(Data records)
--------------------------------------------------

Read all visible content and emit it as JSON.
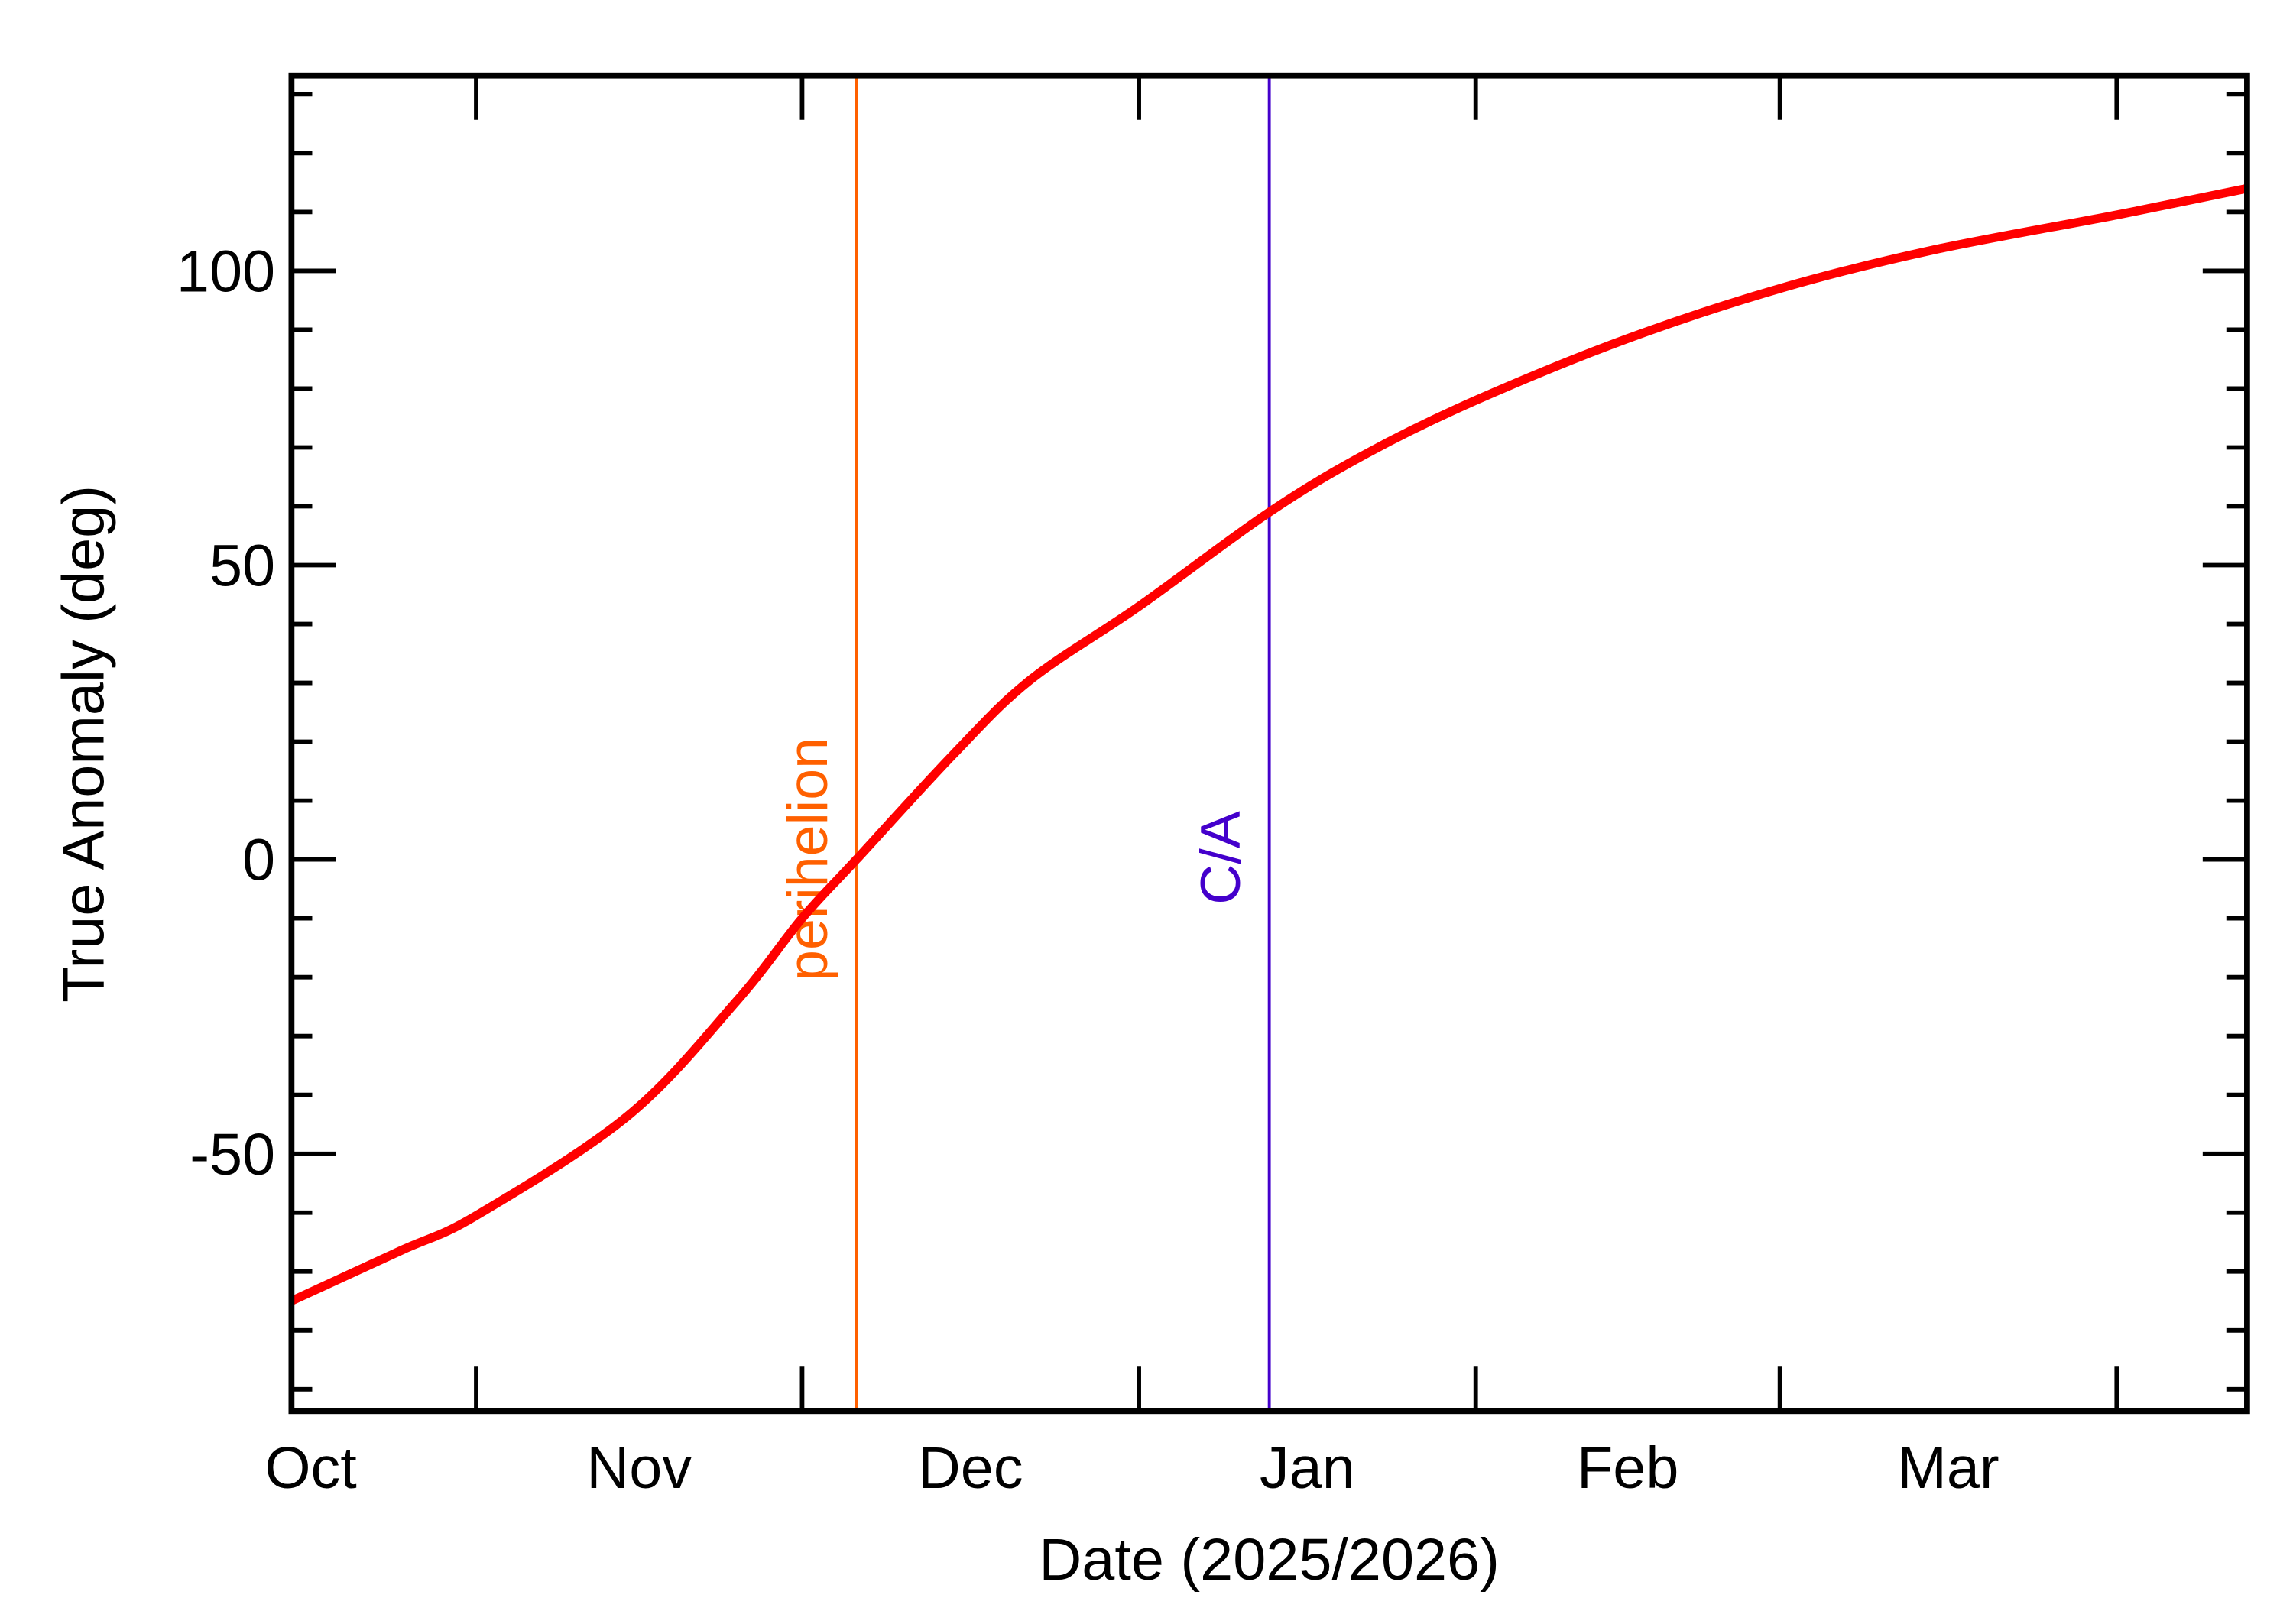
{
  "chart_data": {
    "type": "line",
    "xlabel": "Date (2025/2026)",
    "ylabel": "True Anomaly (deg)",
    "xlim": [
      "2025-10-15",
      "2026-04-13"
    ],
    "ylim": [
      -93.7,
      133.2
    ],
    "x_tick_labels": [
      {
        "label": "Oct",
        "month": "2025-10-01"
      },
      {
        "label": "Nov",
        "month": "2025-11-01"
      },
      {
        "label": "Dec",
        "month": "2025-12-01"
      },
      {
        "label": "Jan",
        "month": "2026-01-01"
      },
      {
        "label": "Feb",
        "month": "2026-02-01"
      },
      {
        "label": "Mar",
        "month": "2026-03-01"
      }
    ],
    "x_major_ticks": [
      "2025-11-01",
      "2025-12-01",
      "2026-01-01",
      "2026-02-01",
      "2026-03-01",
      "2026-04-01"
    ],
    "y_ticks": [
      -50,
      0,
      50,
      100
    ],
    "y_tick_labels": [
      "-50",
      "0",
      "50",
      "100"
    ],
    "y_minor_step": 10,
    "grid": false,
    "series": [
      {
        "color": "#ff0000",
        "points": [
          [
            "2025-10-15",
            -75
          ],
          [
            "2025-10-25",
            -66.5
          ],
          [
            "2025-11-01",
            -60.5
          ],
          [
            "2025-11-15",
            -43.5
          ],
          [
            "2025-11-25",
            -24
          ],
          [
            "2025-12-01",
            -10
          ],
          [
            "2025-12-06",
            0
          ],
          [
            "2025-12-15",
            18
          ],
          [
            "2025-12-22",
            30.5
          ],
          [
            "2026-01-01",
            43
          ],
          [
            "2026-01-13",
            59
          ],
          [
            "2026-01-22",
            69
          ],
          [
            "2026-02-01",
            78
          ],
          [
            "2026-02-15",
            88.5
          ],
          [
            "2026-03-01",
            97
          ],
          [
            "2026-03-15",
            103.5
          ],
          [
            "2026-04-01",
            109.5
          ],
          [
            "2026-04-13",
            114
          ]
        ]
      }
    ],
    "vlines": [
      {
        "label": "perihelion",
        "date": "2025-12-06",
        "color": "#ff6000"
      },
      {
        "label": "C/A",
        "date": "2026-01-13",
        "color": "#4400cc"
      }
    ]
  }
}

--------------------------------------------------

WHAT IS EXPECTED:
Copy every line from the entries that contains the word "month".

SOLUTION FOR THIS TASK:
        "month": "2025-10-01"
        "month": "2025-11-01"
        "month": "2025-12-01"
        "month": "2026-01-01"
        "month": "2026-02-01"
        "month": "2026-03-01"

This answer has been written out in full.